_Bloco de texto_:
Se não, vejo a entrada irreversível num caminho de desmembramento da união "pan-europeia", e o resurgimento de tensões entre ricos e probres.

No meio disto tudo, uma coisa é certa. Ninguém resolverá os nossos problemas por nós, e não acho aconselhável ficarmos à espera que nos continuem a pagar para não produzir nada... pois já sabemos que mais cedo ou mais tarde nos apresentarão a factura.

Na nossa adesão à união, matámos a vaca, e ficamos sem o leite. Neste momento é imperativo que voltemos a ter vacas.

Ou seja, destruimos tudo o que tinhamos de produtivo nos sectores primário e secundário por uns dinheiros, que rapidamente se acabaram. Agora que percebemos os erros que cometemos, o caminho inevitável é investir sem hesitações na recuperação de todo o tecido produtivo e transformador, e criar o máximo de barreiras à entrada de produtos que internamente tenhamos capacidade de produzir.

Aqui temos o garrote do empréstimo que estamos a negociar, que exige a redução ainda maior das limitações à livre concorrencia trans-nacional....

Teremos simplesmente que ser tão criativos como a nossa visinha Espanha tem sido.

Uma ideia: porque não o governo Português apenas autorizar a aquisição de viaturas fabricadas em unidades de produção nacionais??? Passavamos todos a andar de carritos que até são jeitosos, e garantiamos que o absurdo que hoje o estado gasta em carros produzidos no centro da europa contribui para a melhoria do nível de mais Portugueses que apenas os vendedores de autómóveis.

Uns dirão que não podemos fazer isso. Eu digo que precisamos de ser criativos no sentido de encontrar uma maneira de o fazer acontecer.

_Exercício breve 1_:
Reproduza fielmente as linhas dos registos, do início dos registos até à linha que contém "The slider S is at (701, 363).", ambas incluídas.
O texto e os registos não têm qualquer relação entre si.

_Dados do exercício_:
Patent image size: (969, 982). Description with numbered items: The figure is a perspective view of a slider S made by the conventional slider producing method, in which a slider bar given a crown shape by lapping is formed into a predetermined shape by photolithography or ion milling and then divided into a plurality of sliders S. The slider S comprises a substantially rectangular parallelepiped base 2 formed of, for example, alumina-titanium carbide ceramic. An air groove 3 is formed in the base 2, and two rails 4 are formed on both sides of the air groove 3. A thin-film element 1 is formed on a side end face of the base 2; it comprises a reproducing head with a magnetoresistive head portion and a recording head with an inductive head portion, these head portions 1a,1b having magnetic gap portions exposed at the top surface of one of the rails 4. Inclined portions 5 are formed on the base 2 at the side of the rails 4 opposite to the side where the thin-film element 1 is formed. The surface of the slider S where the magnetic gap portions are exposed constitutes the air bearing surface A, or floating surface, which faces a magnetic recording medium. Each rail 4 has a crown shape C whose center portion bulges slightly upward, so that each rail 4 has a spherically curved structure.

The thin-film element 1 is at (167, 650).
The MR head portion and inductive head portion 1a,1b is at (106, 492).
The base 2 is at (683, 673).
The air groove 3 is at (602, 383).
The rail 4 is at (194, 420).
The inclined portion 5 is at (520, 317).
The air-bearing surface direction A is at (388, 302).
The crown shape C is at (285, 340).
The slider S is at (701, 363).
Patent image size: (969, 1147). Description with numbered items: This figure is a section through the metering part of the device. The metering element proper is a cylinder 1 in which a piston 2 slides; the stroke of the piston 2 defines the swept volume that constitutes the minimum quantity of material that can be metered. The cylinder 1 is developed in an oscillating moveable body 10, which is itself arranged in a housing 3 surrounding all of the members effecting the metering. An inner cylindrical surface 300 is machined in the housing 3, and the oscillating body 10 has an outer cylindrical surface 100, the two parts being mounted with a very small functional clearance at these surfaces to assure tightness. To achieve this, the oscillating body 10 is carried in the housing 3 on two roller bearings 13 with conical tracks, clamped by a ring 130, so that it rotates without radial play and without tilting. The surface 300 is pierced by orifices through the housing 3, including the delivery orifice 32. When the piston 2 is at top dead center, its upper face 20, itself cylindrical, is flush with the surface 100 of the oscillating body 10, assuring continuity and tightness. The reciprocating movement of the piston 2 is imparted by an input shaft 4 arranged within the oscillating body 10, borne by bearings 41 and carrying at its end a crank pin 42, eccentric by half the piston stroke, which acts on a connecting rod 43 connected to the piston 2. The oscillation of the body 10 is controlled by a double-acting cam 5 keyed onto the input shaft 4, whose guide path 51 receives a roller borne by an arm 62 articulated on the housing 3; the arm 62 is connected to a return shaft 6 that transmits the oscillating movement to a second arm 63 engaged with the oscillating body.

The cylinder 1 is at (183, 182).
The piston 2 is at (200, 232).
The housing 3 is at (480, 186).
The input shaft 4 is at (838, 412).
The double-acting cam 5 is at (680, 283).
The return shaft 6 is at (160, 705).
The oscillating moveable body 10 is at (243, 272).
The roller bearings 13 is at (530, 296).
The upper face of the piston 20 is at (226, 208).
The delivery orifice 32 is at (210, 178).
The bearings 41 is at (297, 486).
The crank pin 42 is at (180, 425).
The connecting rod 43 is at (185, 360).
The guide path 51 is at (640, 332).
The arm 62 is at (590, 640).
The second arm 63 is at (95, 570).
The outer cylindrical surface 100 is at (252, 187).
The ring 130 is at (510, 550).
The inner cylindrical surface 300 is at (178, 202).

_Exercício breve 2_:
Indique a primeira palavra de cada parágrafo do texto sobre a economia portuguesa, pela ordem em que aparecem.

_Resultado correto 1_:
Patent image size: (969, 982). Description with numbered items: The figure is a perspective view of a slider S made by the conventional slider producing method, in which a slider bar given a crown shape by lapping is formed into a predetermined shape by photolithography or ion milling and then divided into a plurality of sliders S. The slider S comprises a substantially rectangular parallelepiped base 2 formed of, for example, alumina-titanium carbide ceramic. An air groove 3 is formed in the base 2, and two rails 4 are formed on both sides of the air groove 3. A thin-film element 1 is formed on a side end face of the base 2; it comprises a reproducing head with a magnetoresistive head portion and a recording head with an inductive head portion, these head portions 1a,1b having magnetic gap portions exposed at the top surface of one of the rails 4. Inclined portions 5 are formed on the base 2 at the side of the rails 4 opposite to the side where the thin-film element 1 is formed. The surface of the slider S where the magnetic gap portions are exposed constitutes the air bearing surface A, or floating surface, which faces a magnetic recording medium. Each rail 4 has a crown shape C whose center portion bulges slightly upward, so that each rail 4 has a spherically curved structure.

The thin-film element 1 is at (167, 650).
The MR head portion and inductive head portion 1a,1b is at (106, 492).
The base 2 is at (683, 673).
The air groove 3 is at (602, 383).
The rail 4 is at (194, 420).
The inclined portion 5 is at (520, 317).
The air-bearing surface direction A is at (388, 302).
The crown shape C is at (285, 340).
The slider S is at (701, 363).

_Resultado correto 2_:
Se
No
Na
Ou
Aqui
Teremos
Uma
Uns